▶ WHAT IS ASKED
Say how many lines contain the word "Polyester" and give no other text.

▶ RECORDS FOR THE EXERCISE
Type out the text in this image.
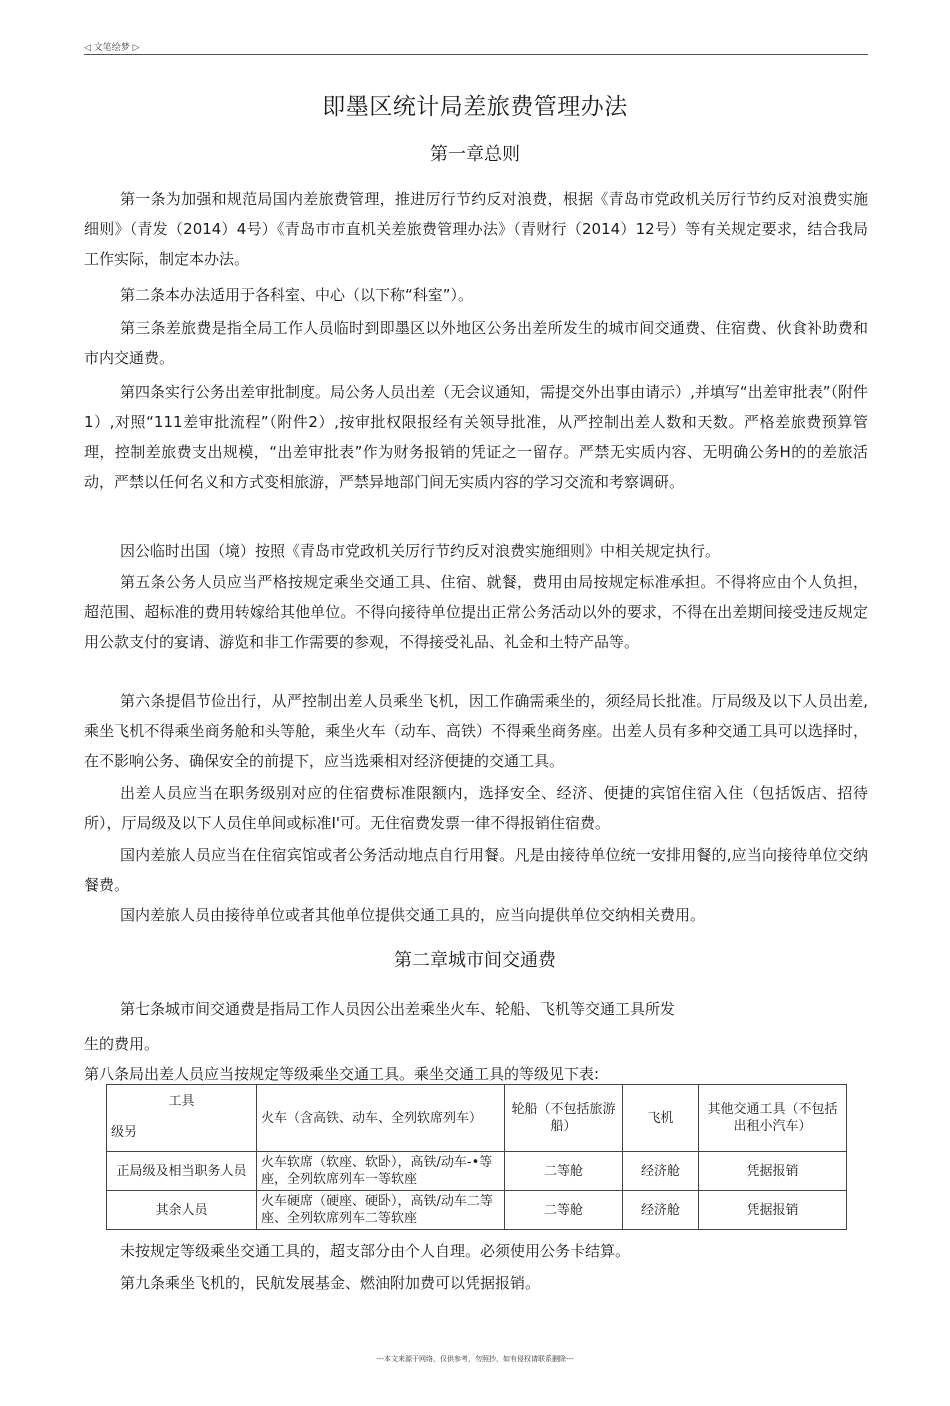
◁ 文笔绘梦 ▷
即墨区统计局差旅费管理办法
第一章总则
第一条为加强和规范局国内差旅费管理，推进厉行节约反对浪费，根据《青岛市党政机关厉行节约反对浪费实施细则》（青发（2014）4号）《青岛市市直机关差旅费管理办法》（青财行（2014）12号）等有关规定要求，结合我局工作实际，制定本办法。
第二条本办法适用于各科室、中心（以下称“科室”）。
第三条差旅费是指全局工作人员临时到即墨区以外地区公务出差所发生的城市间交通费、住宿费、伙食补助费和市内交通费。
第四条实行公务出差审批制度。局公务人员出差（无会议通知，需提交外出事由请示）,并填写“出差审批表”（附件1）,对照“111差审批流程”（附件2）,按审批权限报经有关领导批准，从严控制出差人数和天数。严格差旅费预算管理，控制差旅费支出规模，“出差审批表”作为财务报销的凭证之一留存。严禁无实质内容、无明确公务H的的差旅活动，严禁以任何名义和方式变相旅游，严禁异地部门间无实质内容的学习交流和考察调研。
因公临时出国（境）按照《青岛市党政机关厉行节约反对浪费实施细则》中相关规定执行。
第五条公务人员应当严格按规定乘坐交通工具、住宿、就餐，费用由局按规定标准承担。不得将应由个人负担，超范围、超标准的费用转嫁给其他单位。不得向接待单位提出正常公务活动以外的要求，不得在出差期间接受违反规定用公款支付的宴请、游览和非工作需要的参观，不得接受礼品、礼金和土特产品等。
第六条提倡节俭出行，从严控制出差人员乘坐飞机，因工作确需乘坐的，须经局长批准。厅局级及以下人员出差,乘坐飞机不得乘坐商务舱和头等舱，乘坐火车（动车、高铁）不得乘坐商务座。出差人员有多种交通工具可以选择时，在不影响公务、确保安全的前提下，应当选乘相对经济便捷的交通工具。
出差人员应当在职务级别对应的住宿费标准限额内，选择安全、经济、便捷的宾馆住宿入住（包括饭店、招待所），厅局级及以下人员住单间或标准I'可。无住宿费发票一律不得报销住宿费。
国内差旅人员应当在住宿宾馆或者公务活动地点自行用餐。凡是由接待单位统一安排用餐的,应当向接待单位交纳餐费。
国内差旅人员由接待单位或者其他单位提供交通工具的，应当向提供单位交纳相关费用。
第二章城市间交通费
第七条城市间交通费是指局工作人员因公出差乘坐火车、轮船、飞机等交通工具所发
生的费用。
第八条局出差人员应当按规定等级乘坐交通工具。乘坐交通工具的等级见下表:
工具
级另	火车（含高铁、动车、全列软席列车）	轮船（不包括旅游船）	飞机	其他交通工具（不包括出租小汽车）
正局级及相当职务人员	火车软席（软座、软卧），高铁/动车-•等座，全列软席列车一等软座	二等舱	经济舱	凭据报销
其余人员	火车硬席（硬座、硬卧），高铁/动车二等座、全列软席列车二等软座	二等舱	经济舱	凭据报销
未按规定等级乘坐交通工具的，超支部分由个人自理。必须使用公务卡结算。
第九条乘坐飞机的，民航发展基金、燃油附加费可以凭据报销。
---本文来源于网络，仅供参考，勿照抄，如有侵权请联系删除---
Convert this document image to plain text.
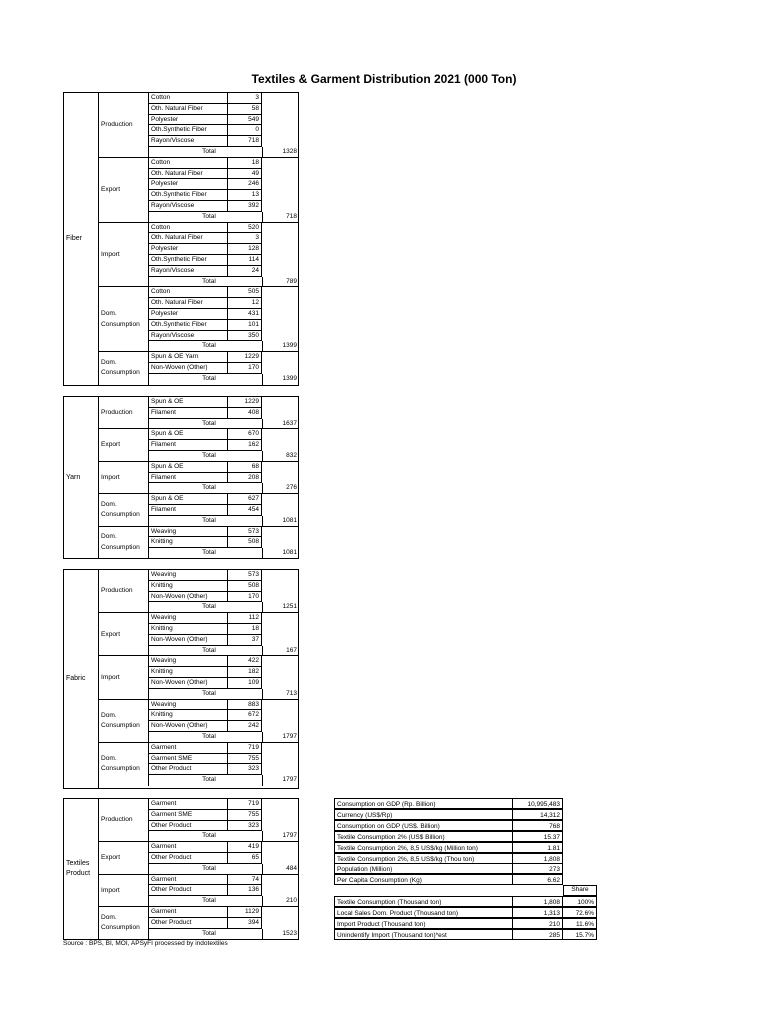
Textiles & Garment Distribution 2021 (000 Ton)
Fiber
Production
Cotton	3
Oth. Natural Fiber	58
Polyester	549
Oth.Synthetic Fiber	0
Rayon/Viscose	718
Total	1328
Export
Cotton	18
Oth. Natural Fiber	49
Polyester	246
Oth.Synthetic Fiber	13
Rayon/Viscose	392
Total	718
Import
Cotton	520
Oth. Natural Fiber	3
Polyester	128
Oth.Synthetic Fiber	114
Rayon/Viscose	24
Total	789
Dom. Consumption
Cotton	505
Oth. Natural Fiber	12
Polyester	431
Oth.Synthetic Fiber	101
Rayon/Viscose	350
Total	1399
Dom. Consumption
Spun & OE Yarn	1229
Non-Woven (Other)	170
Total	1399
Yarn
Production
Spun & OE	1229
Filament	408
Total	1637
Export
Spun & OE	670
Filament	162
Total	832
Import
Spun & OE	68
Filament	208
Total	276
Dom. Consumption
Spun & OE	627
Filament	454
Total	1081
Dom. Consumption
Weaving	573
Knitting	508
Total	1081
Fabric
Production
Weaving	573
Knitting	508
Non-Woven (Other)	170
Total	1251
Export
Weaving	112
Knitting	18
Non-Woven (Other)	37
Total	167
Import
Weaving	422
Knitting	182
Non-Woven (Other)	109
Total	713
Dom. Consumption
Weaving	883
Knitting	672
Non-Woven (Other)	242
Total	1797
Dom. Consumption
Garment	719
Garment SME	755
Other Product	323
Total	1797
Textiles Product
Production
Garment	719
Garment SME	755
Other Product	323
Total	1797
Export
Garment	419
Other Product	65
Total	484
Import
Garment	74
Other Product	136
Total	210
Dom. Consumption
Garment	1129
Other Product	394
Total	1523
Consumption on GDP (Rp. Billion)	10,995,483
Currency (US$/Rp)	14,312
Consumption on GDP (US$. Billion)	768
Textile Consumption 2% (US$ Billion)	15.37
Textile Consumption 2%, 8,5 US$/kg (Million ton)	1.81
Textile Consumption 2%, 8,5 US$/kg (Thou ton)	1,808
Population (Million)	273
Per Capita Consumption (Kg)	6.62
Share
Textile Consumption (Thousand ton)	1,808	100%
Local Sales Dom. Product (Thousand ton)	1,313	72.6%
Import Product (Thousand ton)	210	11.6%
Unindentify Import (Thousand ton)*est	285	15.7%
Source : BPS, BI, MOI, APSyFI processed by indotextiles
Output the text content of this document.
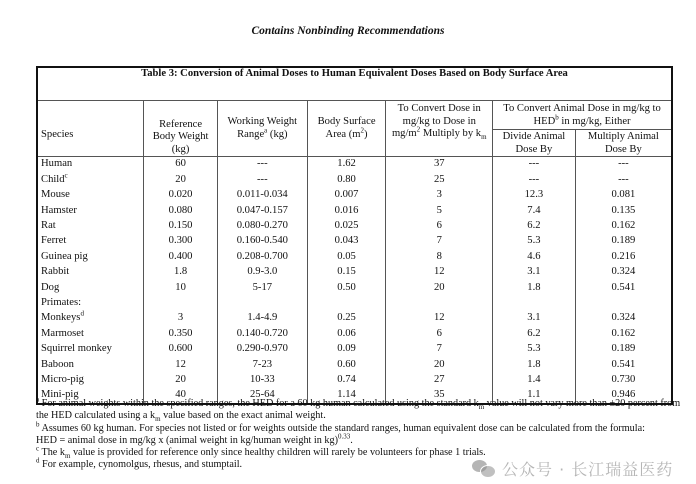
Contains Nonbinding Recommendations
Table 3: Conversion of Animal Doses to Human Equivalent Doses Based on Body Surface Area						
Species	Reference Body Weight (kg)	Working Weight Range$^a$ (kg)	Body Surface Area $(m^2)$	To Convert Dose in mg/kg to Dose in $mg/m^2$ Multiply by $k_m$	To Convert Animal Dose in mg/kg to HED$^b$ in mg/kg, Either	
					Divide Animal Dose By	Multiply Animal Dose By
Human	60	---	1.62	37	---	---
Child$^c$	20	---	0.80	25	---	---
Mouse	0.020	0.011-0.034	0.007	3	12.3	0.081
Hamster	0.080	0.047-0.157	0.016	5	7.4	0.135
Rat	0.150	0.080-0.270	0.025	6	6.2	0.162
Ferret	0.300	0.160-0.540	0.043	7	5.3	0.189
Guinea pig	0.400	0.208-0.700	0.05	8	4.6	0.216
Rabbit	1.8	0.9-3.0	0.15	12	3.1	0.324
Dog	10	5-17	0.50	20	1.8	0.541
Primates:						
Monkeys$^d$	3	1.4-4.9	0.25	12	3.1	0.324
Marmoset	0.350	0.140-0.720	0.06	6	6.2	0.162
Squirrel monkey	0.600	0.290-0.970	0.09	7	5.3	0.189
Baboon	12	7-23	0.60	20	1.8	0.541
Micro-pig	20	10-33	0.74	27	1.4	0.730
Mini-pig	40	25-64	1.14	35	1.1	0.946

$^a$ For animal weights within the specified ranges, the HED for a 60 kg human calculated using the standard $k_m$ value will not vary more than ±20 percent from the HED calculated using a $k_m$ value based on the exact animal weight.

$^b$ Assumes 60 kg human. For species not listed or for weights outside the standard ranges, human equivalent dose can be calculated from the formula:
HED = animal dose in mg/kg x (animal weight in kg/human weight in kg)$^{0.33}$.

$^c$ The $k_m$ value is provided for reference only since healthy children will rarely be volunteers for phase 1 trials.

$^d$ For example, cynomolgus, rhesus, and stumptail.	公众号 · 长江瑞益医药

▶ ANSWER FOR THE TASK
4